Pick out every line in the data below that holds "title".

══ LISTED ENTRIES ══

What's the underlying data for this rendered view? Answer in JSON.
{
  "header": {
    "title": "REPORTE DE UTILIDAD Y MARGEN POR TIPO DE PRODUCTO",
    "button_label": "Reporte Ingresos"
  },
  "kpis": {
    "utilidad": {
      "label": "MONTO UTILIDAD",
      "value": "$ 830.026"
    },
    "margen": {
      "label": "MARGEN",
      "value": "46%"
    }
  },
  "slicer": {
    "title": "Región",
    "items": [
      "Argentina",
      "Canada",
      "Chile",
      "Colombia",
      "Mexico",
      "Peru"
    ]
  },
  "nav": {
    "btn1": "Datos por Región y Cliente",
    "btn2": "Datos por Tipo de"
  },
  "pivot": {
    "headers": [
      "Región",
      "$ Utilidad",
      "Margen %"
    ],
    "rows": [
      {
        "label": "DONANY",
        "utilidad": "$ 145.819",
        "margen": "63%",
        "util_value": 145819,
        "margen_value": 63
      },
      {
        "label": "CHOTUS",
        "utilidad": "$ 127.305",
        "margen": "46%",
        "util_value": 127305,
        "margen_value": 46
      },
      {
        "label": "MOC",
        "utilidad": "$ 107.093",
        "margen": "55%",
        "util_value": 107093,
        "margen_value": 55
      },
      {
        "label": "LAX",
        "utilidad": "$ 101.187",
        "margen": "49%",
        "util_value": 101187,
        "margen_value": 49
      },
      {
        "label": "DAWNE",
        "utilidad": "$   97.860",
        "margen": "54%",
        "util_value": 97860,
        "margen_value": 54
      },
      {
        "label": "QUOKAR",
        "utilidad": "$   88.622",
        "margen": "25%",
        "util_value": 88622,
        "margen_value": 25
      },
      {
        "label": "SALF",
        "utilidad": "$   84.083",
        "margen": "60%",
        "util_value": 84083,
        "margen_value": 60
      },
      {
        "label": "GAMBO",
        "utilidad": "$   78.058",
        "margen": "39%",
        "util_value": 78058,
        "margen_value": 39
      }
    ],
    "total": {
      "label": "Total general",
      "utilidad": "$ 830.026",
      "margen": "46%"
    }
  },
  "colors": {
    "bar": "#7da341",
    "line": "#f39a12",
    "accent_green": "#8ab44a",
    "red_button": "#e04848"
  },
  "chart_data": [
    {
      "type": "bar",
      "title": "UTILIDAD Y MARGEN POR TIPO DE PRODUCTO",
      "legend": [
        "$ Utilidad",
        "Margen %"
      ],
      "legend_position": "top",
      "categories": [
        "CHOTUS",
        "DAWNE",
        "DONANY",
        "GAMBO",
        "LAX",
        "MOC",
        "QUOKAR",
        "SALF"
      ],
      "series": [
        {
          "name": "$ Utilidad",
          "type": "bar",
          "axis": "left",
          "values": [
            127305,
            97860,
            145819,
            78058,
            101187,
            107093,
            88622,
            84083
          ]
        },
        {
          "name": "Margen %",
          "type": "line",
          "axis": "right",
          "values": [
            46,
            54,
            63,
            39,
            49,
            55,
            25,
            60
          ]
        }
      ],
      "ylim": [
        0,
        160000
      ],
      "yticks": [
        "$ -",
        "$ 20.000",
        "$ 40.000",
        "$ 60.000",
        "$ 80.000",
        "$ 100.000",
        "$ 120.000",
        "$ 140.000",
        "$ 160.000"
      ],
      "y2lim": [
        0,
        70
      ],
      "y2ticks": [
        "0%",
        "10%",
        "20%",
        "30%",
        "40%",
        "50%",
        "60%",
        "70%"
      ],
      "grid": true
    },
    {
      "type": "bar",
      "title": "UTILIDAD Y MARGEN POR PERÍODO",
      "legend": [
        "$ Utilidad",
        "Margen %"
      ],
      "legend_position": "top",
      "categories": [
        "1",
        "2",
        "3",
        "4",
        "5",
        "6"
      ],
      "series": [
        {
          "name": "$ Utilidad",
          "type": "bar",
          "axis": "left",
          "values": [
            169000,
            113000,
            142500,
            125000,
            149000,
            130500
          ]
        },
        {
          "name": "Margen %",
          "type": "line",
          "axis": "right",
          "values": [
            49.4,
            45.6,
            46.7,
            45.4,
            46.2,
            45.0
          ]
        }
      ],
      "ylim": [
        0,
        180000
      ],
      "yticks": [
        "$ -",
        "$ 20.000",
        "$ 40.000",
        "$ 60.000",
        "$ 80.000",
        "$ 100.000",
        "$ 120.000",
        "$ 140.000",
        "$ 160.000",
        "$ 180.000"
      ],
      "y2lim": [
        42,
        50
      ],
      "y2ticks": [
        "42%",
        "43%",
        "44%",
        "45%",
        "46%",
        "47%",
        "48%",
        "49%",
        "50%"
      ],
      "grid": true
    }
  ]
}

═══

**ANSWER TO THE TASK:**
    "title": "REPORTE DE UTILIDAD Y MARGEN POR TIPO DE PRODUCTO",
    "title": "Región",
      "title": "UTILIDAD Y MARGEN POR TIPO DE PRODUCTO",
      "title": "UTILIDAD Y MARGEN POR PERÍODO",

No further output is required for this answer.